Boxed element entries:
--------

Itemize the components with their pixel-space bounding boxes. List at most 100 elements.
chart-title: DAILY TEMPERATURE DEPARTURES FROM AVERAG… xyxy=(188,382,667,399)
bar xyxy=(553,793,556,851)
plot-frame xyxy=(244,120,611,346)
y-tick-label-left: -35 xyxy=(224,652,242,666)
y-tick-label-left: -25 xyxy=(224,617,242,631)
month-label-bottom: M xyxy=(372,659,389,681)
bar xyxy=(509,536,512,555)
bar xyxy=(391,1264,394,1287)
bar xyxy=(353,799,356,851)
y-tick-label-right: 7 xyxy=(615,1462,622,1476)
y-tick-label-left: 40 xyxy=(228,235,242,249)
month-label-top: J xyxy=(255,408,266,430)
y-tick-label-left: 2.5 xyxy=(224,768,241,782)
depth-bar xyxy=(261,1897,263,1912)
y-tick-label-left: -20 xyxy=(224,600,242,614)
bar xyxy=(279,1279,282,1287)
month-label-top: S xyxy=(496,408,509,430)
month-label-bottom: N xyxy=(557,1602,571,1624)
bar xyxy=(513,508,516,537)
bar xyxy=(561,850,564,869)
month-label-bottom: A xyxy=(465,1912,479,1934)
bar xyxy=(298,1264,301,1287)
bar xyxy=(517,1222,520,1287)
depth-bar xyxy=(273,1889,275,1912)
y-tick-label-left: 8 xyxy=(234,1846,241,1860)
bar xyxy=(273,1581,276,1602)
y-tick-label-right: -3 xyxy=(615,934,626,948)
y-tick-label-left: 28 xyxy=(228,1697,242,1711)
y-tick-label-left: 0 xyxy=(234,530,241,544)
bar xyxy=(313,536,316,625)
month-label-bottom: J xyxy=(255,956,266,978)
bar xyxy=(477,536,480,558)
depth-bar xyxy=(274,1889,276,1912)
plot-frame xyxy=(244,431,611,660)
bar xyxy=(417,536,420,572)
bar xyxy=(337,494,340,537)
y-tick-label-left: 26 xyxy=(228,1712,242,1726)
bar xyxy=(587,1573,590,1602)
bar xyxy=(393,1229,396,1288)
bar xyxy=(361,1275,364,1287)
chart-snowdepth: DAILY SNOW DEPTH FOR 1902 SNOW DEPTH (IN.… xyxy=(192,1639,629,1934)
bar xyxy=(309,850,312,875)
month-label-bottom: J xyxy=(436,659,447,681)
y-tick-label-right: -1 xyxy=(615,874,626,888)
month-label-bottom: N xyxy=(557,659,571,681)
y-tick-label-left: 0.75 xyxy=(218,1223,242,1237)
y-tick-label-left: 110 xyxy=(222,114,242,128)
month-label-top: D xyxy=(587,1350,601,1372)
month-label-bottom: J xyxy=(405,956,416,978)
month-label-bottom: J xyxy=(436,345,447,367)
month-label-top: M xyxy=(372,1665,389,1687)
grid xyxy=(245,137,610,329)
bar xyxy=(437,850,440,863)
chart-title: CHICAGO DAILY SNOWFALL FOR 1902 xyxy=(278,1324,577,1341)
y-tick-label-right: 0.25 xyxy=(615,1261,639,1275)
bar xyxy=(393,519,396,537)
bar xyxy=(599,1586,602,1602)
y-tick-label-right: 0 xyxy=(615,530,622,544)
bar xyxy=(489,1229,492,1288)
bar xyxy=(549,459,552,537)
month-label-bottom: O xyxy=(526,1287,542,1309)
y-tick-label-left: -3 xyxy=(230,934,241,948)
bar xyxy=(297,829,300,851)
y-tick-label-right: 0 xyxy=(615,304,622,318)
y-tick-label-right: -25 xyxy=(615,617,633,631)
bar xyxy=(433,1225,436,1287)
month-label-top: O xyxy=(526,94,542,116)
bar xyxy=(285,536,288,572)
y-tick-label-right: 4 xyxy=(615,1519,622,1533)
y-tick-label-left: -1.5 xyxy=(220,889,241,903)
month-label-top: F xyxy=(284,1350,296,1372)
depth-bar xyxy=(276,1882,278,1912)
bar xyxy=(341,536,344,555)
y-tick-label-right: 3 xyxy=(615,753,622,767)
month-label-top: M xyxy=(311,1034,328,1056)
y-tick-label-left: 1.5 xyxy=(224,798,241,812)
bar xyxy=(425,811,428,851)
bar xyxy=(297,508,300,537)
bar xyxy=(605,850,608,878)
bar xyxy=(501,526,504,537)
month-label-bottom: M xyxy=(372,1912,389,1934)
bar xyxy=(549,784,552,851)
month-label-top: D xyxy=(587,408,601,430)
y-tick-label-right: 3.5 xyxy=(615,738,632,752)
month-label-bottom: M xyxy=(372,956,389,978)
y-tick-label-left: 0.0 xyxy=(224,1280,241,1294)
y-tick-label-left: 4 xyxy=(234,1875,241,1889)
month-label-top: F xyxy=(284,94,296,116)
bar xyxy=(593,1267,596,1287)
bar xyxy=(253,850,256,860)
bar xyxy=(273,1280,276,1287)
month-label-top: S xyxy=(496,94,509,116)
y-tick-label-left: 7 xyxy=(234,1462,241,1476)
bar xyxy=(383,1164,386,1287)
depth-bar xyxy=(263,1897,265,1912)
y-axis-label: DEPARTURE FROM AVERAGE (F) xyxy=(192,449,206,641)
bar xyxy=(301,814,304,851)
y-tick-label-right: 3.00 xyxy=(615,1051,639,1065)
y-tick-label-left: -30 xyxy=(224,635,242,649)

--------

* Work required: Can you pull out every line of the listing above and reproduce each one verbatim?

* Task solution:
Itemize the components with their pixel-space bounding boxes. List at most 100 elements.
chart-title: DAILY TEMPERATURE DEPARTURES FROM AVERAG… xyxy=(188,382,667,399)
bar xyxy=(553,793,556,851)
plot-frame xyxy=(244,120,611,346)
y-tick-label-left: -35 xyxy=(224,652,242,666)
y-tick-label-left: -25 xyxy=(224,617,242,631)
month-label-bottom: M xyxy=(372,659,389,681)
bar xyxy=(509,536,512,555)
bar xyxy=(391,1264,394,1287)
bar xyxy=(353,799,356,851)
y-tick-label-right: 7 xyxy=(615,1462,622,1476)
y-tick-label-left: 40 xyxy=(228,235,242,249)
month-label-top: J xyxy=(255,408,266,430)
y-tick-label-left: 2.5 xyxy=(224,768,241,782)
depth-bar xyxy=(261,1897,263,1912)
y-tick-label-left: -20 xyxy=(224,600,242,614)
bar xyxy=(279,1279,282,1287)
month-label-top: S xyxy=(496,408,509,430)
month-label-bottom: N xyxy=(557,1602,571,1624)
bar xyxy=(513,508,516,537)
bar xyxy=(561,850,564,869)
month-label-bottom: A xyxy=(465,1912,479,1934)
bar xyxy=(298,1264,301,1287)
bar xyxy=(517,1222,520,1287)
depth-bar xyxy=(273,1889,275,1912)
y-tick-label-left: 8 xyxy=(234,1846,241,1860)
bar xyxy=(273,1581,276,1602)
y-tick-label-right: -3 xyxy=(615,934,626,948)
y-tick-label-left: 28 xyxy=(228,1697,242,1711)
y-tick-label-left: 0 xyxy=(234,530,241,544)
bar xyxy=(313,536,316,625)
month-label-bottom: J xyxy=(255,956,266,978)
bar xyxy=(477,536,480,558)
depth-bar xyxy=(274,1889,276,1912)
plot-frame xyxy=(244,431,611,660)
bar xyxy=(417,536,420,572)
bar xyxy=(337,494,340,537)
y-tick-label-left: 26 xyxy=(228,1712,242,1726)
bar xyxy=(587,1573,590,1602)
bar xyxy=(393,1229,396,1288)
bar xyxy=(361,1275,364,1287)
chart-snowdepth: DAILY SNOW DEPTH FOR 1902 SNOW DEPTH (IN.… xyxy=(192,1639,629,1934)
bar xyxy=(309,850,312,875)
month-label-bottom: J xyxy=(436,659,447,681)
y-tick-label-right: -1 xyxy=(615,874,626,888)
month-label-bottom: N xyxy=(557,659,571,681)
y-tick-label-left: 0.75 xyxy=(218,1223,242,1237)
y-tick-label-left: 110 xyxy=(222,114,242,128)
month-label-top: D xyxy=(587,1350,601,1372)
month-label-bottom: J xyxy=(405,956,416,978)
month-label-bottom: J xyxy=(436,345,447,367)
month-label-top: M xyxy=(372,1665,389,1687)
grid xyxy=(245,137,610,329)
bar xyxy=(437,850,440,863)
chart-title: CHICAGO DAILY SNOWFALL FOR 1902 xyxy=(278,1324,577,1341)
y-tick-label-right: 0.25 xyxy=(615,1261,639,1275)
bar xyxy=(393,519,396,537)
bar xyxy=(599,1586,602,1602)
y-tick-label-right: 0 xyxy=(615,530,622,544)
bar xyxy=(489,1229,492,1288)
bar xyxy=(549,459,552,537)
month-label-bottom: O xyxy=(526,1287,542,1309)
y-tick-label-left: -3 xyxy=(230,934,241,948)
bar xyxy=(297,829,300,851)
y-tick-label-right: 0 xyxy=(615,304,622,318)
y-tick-label-right: -25 xyxy=(615,617,633,631)
bar xyxy=(433,1225,436,1287)
month-label-top: O xyxy=(526,94,542,116)
bar xyxy=(285,536,288,572)
y-tick-label-right: 4 xyxy=(615,1519,622,1533)
y-tick-label-left: -1.5 xyxy=(220,889,241,903)
month-label-top: F xyxy=(284,1350,296,1372)
depth-bar xyxy=(276,1882,278,1912)
bar xyxy=(341,536,344,555)
y-tick-label-right: 3 xyxy=(615,753,622,767)
month-label-top: M xyxy=(311,1034,328,1056)
y-tick-label-left: 1.5 xyxy=(224,798,241,812)
bar xyxy=(425,811,428,851)
bar xyxy=(297,508,300,537)
bar xyxy=(605,850,608,878)
bar xyxy=(501,526,504,537)
month-label-bottom: M xyxy=(372,1912,389,1934)
bar xyxy=(549,784,552,851)
month-label-top: D xyxy=(587,408,601,430)
y-tick-label-right: 3.5 xyxy=(615,738,632,752)
month-label-bottom: M xyxy=(372,956,389,978)
y-tick-label-left: 0.0 xyxy=(224,1280,241,1294)
y-tick-label-left: 4 xyxy=(234,1875,241,1889)
month-label-top: F xyxy=(284,94,296,116)
bar xyxy=(593,1267,596,1287)
bar xyxy=(253,850,256,860)
bar xyxy=(273,1280,276,1287)
month-label-top: S xyxy=(496,94,509,116)
y-tick-label-left: 7 xyxy=(234,1462,241,1476)
bar xyxy=(383,1164,386,1287)
depth-bar xyxy=(263,1897,265,1912)
y-axis-label: DEPARTURE FROM AVERAGE (F) xyxy=(192,449,206,641)
bar xyxy=(301,814,304,851)
y-tick-label-right: 3.00 xyxy=(615,1051,639,1065)
y-tick-label-left: -30 xyxy=(224,635,242,649)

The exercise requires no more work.